*Arbeitsauftrag*
Schreib den Textauszug beginnend mit „So you give“ und weiter bis „criminal justice approaches.“ erneut ab. Ersetze dabei jedes „model“ durch „framework“.

*Textauszug*
=====
Eine andere Definition: „Affective dysregulation (AD) or irritability is characterized by excessive reactivity to negative emotional stimuli with an affective (anger) and a behavioral component (aggression).“
Klingt etwas so als würde man bei zu vielen negativen Einwirkungen kurz gesagt ausrasten und aggressiv werden.
So you give someone a group, an intervention, but one that in no way was designed for that person’s needs. It’s crazy. I’ve literally been in the Home Office, presenting this to people, and they’ve someone there from the feminist perspective, and they say there’s no point doing behaviour change programmes with male perpetrators because they don’t work. So I have explained: ‘they don’t work because they are based on your model, which isn’t therapeutic’. There is no understanding of the RNR model. The criminal justice approach comes from the 1970s ‘what works’ model which says that putting people on treatment programmes that don’t meet their needs doesn’t work and could make them worse. But domestic abuse exists on an island, immune to all theories other than patriarchy. It’s so outlandishly out of step with all other criminal justice approaches.
Da wären wir wieder mal dabei, dass feministische Theorien mit ihrer stark vereinfachten Sicht der Dinge Schäden verursachen können, weil auf der Basis falscher Annahmen eben auch falsche Maßnahmen eingeleitet werden.
“A lot of women are so socialised that men are dumb, stupid men, women are right, women are the experts in emotions… Take that job off the women, and let the guys manage themselves more, and everyone will be happier. Women don’t need to control other people’s lives and please don’t tell us that’s our job because it’s too much to ask us to do”
JB: Is there any way this can be changed?
=====
*Bereitgestellte Daten*

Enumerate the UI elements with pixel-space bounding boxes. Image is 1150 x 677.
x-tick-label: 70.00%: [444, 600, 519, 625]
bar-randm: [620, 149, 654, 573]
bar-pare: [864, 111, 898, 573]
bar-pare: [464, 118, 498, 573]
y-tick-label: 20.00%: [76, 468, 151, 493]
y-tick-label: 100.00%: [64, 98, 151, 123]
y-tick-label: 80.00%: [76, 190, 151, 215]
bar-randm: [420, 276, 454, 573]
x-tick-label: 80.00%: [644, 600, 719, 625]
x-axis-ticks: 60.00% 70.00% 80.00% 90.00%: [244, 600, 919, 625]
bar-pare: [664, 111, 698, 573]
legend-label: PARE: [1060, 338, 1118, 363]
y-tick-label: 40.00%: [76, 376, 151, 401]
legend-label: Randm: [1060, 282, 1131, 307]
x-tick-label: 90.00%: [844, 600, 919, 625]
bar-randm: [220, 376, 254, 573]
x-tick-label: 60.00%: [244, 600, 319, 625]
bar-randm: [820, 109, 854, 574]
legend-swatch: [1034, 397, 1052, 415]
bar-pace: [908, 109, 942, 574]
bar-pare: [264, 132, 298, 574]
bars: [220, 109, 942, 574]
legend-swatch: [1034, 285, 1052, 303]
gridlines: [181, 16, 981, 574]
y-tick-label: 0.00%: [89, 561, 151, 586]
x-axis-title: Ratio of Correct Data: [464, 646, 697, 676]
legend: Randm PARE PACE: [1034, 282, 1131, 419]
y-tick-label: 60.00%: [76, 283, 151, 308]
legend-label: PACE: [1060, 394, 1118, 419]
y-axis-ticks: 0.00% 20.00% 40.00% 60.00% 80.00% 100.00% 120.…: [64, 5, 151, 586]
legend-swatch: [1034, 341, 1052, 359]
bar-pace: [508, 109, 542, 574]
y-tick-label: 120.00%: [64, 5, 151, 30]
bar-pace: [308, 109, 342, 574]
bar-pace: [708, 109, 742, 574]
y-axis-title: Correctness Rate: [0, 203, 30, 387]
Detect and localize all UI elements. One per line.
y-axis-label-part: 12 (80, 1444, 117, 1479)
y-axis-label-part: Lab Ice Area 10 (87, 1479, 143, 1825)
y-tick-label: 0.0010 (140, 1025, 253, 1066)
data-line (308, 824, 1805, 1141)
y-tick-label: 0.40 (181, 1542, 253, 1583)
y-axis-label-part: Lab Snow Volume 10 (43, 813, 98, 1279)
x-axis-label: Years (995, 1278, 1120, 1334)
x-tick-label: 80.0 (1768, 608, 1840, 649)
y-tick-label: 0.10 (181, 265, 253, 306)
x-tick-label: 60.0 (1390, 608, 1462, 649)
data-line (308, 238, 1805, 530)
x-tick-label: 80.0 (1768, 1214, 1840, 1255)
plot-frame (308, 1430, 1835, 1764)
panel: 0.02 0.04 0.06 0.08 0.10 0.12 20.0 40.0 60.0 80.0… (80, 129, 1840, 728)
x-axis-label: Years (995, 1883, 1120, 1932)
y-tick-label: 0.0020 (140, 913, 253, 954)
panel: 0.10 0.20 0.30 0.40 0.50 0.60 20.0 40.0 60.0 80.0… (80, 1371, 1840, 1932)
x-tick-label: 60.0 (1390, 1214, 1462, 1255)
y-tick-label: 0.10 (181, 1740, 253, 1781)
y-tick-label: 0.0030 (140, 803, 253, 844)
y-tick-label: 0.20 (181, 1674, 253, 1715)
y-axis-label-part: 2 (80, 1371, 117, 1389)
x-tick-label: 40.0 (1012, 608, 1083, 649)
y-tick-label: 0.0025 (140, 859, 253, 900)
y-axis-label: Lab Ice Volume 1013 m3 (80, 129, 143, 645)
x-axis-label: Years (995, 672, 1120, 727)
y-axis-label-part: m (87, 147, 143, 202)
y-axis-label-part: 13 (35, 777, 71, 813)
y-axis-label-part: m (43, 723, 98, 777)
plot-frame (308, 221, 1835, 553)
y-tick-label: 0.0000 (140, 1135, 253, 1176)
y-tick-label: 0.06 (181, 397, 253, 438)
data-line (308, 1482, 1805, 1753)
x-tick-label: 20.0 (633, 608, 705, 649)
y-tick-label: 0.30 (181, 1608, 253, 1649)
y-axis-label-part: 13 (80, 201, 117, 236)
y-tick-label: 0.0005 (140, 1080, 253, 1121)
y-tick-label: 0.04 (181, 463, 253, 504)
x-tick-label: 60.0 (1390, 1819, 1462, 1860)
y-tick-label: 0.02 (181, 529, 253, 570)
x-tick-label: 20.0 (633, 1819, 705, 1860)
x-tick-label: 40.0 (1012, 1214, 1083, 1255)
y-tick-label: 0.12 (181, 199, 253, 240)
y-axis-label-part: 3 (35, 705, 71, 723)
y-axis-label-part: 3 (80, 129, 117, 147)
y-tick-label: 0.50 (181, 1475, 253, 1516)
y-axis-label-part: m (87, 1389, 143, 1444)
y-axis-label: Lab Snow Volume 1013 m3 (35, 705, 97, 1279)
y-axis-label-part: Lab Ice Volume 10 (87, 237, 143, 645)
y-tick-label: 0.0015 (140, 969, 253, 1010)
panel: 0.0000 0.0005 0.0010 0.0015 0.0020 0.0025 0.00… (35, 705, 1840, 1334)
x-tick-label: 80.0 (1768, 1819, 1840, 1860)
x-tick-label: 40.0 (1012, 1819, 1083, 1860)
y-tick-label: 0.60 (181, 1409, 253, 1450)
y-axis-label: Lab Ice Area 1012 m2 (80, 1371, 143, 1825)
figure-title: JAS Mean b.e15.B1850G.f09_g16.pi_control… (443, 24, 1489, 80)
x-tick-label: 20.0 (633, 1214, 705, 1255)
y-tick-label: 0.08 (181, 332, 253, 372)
=====
*Lösung*
So you give someone a group, an intervention, but one that in no way was designed for that person’s needs. It’s crazy. I’ve literally been in the Home Office, presenting this to people, and they’ve someone there from the feminist perspective, and they say there’s no point doing behaviour change programmes with male perpetrators because they don’t work. So I have explained: ‘they don’t work because they are based on your framework, which isn’t therapeutic’. There is no understanding of the RNR framework. The criminal justice approach comes from the 1970s ‘what works’ framework which says that putting people on treatment programmes that don’t meet their needs doesn’t work and could make them worse. But domestic abuse exists on an island, immune to all theories other than patriarchy. It’s so outlandishly out of step with all other criminal justice approaches.